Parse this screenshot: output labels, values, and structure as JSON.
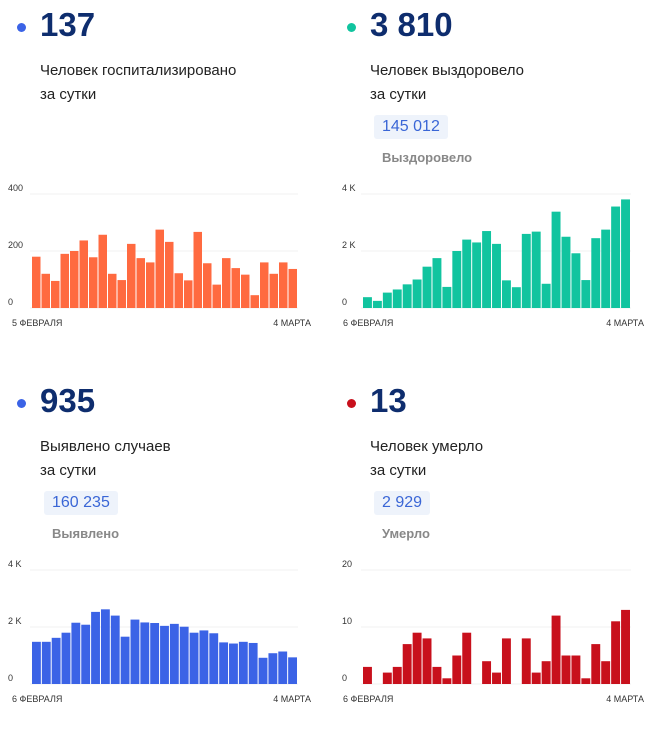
{
  "cards": [
    {
      "number": "137",
      "label_line1": "Человек госпитализировано",
      "label_line2": "за сутки",
      "badge": null,
      "badge_label": null,
      "dot_color": "#3b63e6"
    },
    {
      "number": "3 810",
      "label_line1": "Человек выздоровело",
      "label_line2": "за сутки",
      "badge": "145 012",
      "badge_label": "Выздоровело",
      "dot_color": "#11c49f"
    },
    {
      "number": "935",
      "label_line1": "Выявлено случаев",
      "label_line2": "за сутки",
      "badge": "160 235",
      "badge_label": "Выявлено",
      "dot_color": "#3b63e6"
    },
    {
      "number": "13",
      "label_line1": "Человек умерло",
      "label_line2": "за сутки",
      "badge": "2 929",
      "badge_label": "Умерло",
      "dot_color": "#c8101c"
    }
  ],
  "chart_data": [
    {
      "type": "bar",
      "title": "Госпитализировано",
      "color": "#ff6a40",
      "ylim": [
        0,
        400
      ],
      "yticks": [
        "0",
        "200",
        "400"
      ],
      "x_start": "5 ФЕВРАЛЯ",
      "x_end": "4 МАРТА",
      "values": [
        180,
        120,
        95,
        190,
        200,
        237,
        178,
        257,
        120,
        98,
        225,
        175,
        160,
        275,
        232,
        122,
        97,
        267,
        157,
        82,
        175,
        140,
        117,
        45,
        160,
        120,
        160,
        137
      ]
    },
    {
      "type": "bar",
      "title": "Выздоровело",
      "color": "#11c49f",
      "ylim": [
        0,
        4000
      ],
      "yticks": [
        "0",
        "2 K",
        "4 K"
      ],
      "x_start": "6 ФЕВРАЛЯ",
      "x_end": "4 МАРТА",
      "values": [
        380,
        250,
        540,
        650,
        830,
        1000,
        1450,
        1750,
        740,
        2000,
        2400,
        2300,
        2700,
        2250,
        970,
        730,
        2600,
        2680,
        850,
        3380,
        2500,
        1920,
        980,
        2450,
        2750,
        3560,
        3810
      ]
    },
    {
      "type": "bar",
      "title": "Выявлено",
      "color": "#3b63e6",
      "ylim": [
        0,
        4000
      ],
      "yticks": [
        "0",
        "2 K",
        "4 K"
      ],
      "x_start": "6 ФЕВРАЛЯ",
      "x_end": "4 МАРТА",
      "values": [
        1480,
        1480,
        1620,
        1800,
        2150,
        2080,
        2530,
        2620,
        2400,
        1660,
        2260,
        2160,
        2140,
        2040,
        2110,
        2010,
        1800,
        1880,
        1780,
        1460,
        1420,
        1480,
        1440,
        920,
        1080,
        1140,
        935
      ]
    },
    {
      "type": "bar",
      "title": "Умерло",
      "color": "#c8101c",
      "ylim": [
        0,
        20
      ],
      "yticks": [
        "0",
        "10",
        "20"
      ],
      "x_start": "6 ФЕВРАЛЯ",
      "x_end": "4 МАРТА",
      "values": [
        3,
        0,
        2,
        3,
        7,
        9,
        8,
        3,
        1,
        5,
        9,
        0,
        4,
        2,
        8,
        0,
        8,
        2,
        4,
        12,
        5,
        5,
        1,
        7,
        4,
        11,
        13
      ]
    }
  ]
}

————————

Output a faithful copy of the data, with each picture left out.

Parse this screenshot: output labels, values, and structure as JSON.
{
  "cards": [
    {
      "number": "137",
      "label_line1": "Человек госпитализировано",
      "label_line2": "за сутки",
      "badge": null,
      "badge_label": null,
      "dot_color": "#3b63e6"
    },
    {
      "number": "3 810",
      "label_line1": "Человек выздоровело",
      "label_line2": "за сутки",
      "badge": "145 012",
      "badge_label": "Выздоровело",
      "dot_color": "#11c49f"
    },
    {
      "number": "935",
      "label_line1": "Выявлено случаев",
      "label_line2": "за сутки",
      "badge": "160 235",
      "badge_label": "Выявлено",
      "dot_color": "#3b63e6"
    },
    {
      "number": "13",
      "label_line1": "Человек умерло",
      "label_line2": "за сутки",
      "badge": "2 929",
      "badge_label": "Умерло",
      "dot_color": "#c8101c"
    }
  ],
  "chart_data": [
    {
      "type": "bar",
      "title": "Госпитализировано",
      "color": "#ff6a40",
      "ylim": [
        0,
        400
      ],
      "yticks": [
        "0",
        "200",
        "400"
      ],
      "x_start": "5 ФЕВРАЛЯ",
      "x_end": "4 МАРТА",
      "values": [
        180,
        120,
        95,
        190,
        200,
        237,
        178,
        257,
        120,
        98,
        225,
        175,
        160,
        275,
        232,
        122,
        97,
        267,
        157,
        82,
        175,
        140,
        117,
        45,
        160,
        120,
        160,
        137
      ]
    },
    {
      "type": "bar",
      "title": "Выздоровело",
      "color": "#11c49f",
      "ylim": [
        0,
        4000
      ],
      "yticks": [
        "0",
        "2 K",
        "4 K"
      ],
      "x_start": "6 ФЕВРАЛЯ",
      "x_end": "4 МАРТА",
      "values": [
        380,
        250,
        540,
        650,
        830,
        1000,
        1450,
        1750,
        740,
        2000,
        2400,
        2300,
        2700,
        2250,
        970,
        730,
        2600,
        2680,
        850,
        3380,
        2500,
        1920,
        980,
        2450,
        2750,
        3560,
        3810
      ]
    },
    {
      "type": "bar",
      "title": "Выявлено",
      "color": "#3b63e6",
      "ylim": [
        0,
        4000
      ],
      "yticks": [
        "0",
        "2 K",
        "4 K"
      ],
      "x_start": "6 ФЕВРАЛЯ",
      "x_end": "4 МАРТА",
      "values": [
        1480,
        1480,
        1620,
        1800,
        2150,
        2080,
        2530,
        2620,
        2400,
        1660,
        2260,
        2160,
        2140,
        2040,
        2110,
        2010,
        1800,
        1880,
        1780,
        1460,
        1420,
        1480,
        1440,
        920,
        1080,
        1140,
        935
      ]
    },
    {
      "type": "bar",
      "title": "Умерло",
      "color": "#c8101c",
      "ylim": [
        0,
        20
      ],
      "yticks": [
        "0",
        "10",
        "20"
      ],
      "x_start": "6 ФЕВРАЛЯ",
      "x_end": "4 МАРТА",
      "values": [
        3,
        0,
        2,
        3,
        7,
        9,
        8,
        3,
        1,
        5,
        9,
        0,
        4,
        2,
        8,
        0,
        8,
        2,
        4,
        12,
        5,
        5,
        1,
        7,
        4,
        11,
        13
      ]
    }
  ]
}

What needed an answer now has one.